Gather each line of the entries below that includes "color".

+++ Source material +++

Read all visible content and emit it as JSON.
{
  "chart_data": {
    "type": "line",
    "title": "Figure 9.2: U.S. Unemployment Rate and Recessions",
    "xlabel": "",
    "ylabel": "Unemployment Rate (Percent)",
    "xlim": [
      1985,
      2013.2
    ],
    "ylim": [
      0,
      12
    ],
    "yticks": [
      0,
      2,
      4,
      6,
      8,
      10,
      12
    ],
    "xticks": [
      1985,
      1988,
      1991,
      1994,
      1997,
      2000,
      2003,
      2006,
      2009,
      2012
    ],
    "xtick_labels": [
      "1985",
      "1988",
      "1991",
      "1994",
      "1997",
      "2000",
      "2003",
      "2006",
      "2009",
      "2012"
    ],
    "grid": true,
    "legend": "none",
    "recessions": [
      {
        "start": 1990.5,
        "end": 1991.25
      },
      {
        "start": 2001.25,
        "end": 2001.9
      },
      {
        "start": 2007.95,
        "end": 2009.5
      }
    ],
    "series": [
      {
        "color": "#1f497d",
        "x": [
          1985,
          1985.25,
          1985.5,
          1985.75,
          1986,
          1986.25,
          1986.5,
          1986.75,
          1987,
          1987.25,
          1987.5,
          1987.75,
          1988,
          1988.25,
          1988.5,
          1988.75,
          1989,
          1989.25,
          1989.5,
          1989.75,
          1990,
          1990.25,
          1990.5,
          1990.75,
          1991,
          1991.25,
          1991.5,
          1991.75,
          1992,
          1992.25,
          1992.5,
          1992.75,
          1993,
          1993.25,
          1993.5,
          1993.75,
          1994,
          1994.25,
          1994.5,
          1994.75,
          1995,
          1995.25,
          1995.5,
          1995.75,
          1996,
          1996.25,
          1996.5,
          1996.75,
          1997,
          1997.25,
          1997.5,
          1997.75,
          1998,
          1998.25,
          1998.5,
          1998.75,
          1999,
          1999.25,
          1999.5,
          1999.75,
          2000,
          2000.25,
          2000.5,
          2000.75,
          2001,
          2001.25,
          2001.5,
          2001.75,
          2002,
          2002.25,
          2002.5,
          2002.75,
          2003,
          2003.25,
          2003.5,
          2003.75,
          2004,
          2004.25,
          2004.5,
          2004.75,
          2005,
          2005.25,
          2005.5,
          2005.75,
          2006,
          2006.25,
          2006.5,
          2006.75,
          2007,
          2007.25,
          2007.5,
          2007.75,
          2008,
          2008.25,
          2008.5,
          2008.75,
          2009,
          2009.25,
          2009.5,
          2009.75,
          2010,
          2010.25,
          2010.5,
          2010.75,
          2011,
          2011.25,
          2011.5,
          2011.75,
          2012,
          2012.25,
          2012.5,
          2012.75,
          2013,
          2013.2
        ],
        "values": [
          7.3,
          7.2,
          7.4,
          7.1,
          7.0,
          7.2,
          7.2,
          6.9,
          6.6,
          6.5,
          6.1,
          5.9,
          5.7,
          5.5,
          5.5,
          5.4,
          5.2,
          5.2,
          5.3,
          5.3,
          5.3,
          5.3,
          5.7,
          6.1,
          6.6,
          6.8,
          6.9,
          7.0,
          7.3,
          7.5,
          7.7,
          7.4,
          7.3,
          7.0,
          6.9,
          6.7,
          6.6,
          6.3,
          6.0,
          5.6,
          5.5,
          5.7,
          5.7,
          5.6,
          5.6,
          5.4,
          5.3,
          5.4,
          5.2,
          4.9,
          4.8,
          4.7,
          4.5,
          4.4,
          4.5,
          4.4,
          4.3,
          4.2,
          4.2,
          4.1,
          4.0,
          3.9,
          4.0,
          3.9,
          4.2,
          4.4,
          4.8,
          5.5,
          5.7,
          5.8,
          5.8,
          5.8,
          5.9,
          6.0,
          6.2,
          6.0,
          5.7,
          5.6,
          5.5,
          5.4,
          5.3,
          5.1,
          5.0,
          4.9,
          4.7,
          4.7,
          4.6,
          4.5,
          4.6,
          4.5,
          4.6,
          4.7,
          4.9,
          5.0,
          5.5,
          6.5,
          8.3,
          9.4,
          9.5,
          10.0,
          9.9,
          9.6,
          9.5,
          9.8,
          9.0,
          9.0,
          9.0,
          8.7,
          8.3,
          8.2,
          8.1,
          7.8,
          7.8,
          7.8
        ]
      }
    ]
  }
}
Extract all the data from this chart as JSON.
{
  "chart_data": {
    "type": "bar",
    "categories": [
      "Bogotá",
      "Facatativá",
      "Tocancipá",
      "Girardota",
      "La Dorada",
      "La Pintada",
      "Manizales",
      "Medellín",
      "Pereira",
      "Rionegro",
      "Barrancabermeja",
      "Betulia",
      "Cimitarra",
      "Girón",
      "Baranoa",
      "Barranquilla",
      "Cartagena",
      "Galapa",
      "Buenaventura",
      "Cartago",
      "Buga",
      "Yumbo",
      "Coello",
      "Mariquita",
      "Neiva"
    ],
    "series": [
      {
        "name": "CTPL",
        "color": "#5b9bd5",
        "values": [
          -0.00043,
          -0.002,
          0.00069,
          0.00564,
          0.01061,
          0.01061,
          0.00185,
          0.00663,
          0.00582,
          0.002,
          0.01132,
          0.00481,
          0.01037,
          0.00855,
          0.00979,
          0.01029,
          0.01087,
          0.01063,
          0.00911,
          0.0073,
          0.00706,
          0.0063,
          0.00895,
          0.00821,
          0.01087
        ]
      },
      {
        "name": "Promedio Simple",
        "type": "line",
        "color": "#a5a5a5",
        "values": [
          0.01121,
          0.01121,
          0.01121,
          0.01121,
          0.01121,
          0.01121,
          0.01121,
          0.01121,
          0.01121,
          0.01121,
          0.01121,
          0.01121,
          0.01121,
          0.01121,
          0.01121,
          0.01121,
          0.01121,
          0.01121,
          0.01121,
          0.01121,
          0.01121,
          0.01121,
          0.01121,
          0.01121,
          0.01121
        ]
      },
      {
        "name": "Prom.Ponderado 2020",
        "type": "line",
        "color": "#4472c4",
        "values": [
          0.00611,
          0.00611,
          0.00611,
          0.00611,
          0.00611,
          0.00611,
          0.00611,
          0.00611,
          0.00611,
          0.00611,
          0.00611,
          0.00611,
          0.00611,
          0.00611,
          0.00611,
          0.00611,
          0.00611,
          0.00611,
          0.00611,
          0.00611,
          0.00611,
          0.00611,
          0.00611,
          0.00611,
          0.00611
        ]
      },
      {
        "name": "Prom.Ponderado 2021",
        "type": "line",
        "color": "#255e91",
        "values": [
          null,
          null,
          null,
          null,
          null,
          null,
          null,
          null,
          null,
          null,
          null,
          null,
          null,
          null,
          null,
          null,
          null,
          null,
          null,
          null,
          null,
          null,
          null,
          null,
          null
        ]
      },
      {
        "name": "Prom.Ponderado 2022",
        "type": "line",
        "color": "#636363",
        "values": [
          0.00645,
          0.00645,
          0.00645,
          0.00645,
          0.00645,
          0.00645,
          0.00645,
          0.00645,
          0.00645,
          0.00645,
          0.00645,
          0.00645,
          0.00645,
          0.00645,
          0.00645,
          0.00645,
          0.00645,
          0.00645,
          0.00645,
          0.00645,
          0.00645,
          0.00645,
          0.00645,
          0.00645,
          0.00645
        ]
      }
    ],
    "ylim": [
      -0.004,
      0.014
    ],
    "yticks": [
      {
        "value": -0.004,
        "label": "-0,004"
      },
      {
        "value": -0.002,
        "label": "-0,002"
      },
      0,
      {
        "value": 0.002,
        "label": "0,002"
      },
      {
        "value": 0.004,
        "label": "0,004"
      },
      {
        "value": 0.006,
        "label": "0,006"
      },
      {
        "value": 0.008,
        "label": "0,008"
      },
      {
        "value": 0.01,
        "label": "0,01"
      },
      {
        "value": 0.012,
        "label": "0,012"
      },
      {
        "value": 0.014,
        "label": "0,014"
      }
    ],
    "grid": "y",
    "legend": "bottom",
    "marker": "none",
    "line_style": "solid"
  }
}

+++

• Task solution
        "color": "#1f497d",
        "color": "#5b9bd5",
        "color": "#a5a5a5",
        "color": "#4472c4",
        "color": "#255e91",
        "color": "#636363",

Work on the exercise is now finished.